**Supplied entries:**
..............................

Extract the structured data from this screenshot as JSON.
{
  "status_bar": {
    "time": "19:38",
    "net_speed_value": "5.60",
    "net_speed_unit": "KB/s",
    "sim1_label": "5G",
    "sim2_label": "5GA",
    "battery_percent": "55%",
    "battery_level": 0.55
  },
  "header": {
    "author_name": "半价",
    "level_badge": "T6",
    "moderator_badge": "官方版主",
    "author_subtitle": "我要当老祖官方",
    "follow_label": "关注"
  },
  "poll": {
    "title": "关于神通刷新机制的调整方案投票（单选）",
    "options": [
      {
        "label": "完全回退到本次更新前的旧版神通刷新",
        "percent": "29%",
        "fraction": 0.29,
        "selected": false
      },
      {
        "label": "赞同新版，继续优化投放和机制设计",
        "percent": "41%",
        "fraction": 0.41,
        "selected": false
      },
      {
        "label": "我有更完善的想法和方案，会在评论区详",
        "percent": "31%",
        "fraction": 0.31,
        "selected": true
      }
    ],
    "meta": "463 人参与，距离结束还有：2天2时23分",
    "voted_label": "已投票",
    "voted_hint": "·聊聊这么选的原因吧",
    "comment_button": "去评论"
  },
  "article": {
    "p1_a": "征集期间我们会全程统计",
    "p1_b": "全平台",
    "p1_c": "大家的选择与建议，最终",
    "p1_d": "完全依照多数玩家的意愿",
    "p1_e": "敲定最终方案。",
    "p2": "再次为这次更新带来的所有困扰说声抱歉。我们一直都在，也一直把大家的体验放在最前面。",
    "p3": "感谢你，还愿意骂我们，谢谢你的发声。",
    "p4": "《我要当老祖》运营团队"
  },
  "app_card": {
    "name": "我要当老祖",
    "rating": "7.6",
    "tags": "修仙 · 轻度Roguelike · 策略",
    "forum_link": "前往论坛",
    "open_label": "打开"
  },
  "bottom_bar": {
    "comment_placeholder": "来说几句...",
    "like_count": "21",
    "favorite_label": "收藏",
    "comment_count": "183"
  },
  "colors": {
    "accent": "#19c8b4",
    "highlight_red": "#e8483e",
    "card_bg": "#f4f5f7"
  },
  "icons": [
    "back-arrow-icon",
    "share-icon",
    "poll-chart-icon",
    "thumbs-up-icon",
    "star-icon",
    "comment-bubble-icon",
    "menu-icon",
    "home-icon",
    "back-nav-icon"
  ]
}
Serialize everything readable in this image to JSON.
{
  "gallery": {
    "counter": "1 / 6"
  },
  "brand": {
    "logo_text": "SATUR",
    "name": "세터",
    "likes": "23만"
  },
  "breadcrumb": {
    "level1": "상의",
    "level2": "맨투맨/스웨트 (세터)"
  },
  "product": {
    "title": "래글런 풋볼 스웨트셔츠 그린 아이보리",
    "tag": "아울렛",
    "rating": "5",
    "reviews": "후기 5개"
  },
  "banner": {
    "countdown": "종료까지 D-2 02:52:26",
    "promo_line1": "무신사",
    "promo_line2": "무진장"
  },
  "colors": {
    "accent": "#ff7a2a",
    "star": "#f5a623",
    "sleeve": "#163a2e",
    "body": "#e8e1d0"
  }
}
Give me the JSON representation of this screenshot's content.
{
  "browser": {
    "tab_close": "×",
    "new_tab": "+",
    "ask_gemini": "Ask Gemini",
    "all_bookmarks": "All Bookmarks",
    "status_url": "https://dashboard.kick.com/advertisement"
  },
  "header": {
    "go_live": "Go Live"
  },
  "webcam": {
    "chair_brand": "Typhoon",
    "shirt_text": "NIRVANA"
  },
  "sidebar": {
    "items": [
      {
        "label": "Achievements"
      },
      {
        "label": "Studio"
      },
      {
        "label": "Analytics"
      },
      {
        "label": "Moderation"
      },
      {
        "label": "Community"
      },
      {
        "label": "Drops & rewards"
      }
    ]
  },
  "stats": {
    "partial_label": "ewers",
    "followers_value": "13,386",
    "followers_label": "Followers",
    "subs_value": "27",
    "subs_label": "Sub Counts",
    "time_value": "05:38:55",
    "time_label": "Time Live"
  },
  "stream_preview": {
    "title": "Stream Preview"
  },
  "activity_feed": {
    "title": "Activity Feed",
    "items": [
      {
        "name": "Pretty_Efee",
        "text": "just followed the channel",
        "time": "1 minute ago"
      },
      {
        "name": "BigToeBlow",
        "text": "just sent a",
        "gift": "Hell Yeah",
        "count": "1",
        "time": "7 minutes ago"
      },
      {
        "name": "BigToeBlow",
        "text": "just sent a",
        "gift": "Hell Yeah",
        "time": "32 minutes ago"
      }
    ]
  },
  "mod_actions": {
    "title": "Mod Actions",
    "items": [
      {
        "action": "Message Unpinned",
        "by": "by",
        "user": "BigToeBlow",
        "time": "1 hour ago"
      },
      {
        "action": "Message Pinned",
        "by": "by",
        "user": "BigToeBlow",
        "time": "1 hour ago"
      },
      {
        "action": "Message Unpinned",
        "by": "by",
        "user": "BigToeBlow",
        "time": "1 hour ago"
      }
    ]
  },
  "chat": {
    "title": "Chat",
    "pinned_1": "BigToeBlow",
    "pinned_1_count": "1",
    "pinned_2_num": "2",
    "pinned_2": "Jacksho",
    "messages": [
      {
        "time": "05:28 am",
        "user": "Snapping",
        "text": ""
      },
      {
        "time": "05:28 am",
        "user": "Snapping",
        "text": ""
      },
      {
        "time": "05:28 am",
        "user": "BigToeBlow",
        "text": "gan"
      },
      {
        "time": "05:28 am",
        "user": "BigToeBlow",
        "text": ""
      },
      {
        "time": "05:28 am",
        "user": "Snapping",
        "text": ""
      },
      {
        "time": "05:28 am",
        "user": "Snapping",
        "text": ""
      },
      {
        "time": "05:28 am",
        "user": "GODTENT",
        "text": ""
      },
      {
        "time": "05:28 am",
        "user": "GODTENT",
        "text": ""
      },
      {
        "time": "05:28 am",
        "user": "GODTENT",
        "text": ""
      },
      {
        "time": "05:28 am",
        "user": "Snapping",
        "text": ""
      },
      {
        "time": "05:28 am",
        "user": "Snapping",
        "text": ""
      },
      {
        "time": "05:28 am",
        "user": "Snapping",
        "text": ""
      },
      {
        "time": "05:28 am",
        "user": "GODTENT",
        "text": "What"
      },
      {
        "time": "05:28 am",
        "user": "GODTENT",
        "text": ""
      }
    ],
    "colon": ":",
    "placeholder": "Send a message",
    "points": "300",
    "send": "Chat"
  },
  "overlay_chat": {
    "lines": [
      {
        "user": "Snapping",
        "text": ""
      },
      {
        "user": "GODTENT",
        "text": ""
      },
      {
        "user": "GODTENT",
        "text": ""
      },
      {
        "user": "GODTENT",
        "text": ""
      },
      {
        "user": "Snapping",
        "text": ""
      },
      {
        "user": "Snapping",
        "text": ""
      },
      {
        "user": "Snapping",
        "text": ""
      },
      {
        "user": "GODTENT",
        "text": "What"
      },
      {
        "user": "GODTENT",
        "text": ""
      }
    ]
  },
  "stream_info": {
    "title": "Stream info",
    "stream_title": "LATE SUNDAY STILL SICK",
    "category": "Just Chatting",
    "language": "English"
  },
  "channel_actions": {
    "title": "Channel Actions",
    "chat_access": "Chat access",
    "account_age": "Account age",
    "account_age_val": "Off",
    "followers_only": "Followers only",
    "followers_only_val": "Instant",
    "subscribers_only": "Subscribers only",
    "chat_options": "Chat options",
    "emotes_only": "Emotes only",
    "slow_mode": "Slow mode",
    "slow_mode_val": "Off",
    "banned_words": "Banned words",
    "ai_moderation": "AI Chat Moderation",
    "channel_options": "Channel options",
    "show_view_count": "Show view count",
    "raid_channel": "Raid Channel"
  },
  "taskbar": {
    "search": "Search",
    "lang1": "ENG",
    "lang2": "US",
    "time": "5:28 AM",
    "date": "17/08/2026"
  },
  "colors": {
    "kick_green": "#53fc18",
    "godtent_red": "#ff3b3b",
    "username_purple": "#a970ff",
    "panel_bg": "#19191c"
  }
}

..............................

**Task details:**
Show every line in the entries where the string "Moderation" occurs.

**Exercise output:**
        "label": "Moderation"
    "ai_moderation": "AI Chat Moderation",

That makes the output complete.